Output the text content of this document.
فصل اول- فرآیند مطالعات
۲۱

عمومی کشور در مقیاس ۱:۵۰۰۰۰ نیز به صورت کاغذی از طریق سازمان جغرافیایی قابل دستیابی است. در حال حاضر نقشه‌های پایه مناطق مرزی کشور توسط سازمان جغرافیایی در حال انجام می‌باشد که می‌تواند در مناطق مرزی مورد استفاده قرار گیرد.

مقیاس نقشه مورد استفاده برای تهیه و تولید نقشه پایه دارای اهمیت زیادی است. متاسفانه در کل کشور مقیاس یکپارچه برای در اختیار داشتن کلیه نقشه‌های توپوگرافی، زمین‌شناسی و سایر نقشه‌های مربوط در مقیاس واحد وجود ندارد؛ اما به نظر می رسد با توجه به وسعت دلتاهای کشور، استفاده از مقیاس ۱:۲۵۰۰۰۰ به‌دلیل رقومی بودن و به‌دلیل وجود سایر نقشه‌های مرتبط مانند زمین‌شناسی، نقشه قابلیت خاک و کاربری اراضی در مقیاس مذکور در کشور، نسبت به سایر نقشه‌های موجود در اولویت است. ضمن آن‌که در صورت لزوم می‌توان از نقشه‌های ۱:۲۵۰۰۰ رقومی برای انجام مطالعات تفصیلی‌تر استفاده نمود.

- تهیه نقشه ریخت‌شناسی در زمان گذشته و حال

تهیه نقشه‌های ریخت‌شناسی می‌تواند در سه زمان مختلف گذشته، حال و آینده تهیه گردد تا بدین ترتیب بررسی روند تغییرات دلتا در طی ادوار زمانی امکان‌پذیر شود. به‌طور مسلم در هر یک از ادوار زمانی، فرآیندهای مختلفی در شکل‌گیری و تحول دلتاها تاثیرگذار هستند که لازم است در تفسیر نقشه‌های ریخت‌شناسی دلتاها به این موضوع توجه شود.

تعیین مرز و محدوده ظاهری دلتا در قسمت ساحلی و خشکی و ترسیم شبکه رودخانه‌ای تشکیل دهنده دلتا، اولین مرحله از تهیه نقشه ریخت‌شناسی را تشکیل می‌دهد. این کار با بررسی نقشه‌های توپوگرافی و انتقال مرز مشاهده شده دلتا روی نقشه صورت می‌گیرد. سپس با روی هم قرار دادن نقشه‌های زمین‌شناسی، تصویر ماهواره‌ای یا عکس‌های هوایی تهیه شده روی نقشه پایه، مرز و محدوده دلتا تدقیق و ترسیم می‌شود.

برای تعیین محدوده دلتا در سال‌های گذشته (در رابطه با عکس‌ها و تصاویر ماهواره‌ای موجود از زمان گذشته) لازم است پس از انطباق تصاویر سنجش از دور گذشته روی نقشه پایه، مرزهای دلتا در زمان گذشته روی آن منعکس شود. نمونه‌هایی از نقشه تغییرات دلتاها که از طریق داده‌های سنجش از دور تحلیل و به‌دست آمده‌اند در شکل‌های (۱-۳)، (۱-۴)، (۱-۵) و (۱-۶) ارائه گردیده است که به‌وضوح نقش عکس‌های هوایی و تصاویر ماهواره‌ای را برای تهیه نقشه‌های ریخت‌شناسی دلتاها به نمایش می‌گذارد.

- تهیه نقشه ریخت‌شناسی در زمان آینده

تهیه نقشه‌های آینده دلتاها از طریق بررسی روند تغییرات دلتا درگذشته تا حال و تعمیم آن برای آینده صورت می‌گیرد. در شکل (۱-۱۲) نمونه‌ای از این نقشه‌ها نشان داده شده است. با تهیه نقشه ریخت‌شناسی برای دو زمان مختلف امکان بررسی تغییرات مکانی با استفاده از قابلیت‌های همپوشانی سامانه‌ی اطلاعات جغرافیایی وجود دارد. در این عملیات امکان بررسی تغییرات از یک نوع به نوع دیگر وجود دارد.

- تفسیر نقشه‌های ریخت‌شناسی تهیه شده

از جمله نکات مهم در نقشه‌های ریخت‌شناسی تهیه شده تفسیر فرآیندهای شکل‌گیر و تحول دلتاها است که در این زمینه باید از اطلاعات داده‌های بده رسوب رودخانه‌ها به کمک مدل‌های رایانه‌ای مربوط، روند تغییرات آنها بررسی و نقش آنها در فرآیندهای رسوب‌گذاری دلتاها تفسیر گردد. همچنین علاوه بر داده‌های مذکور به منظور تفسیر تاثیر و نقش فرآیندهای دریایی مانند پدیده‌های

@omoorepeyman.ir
····················
● **EXERCISE BRIEF**
Ascertain the number of lines in the entries that include the word "تفسیر", and report only that number.

● **THE OUTPUT**
3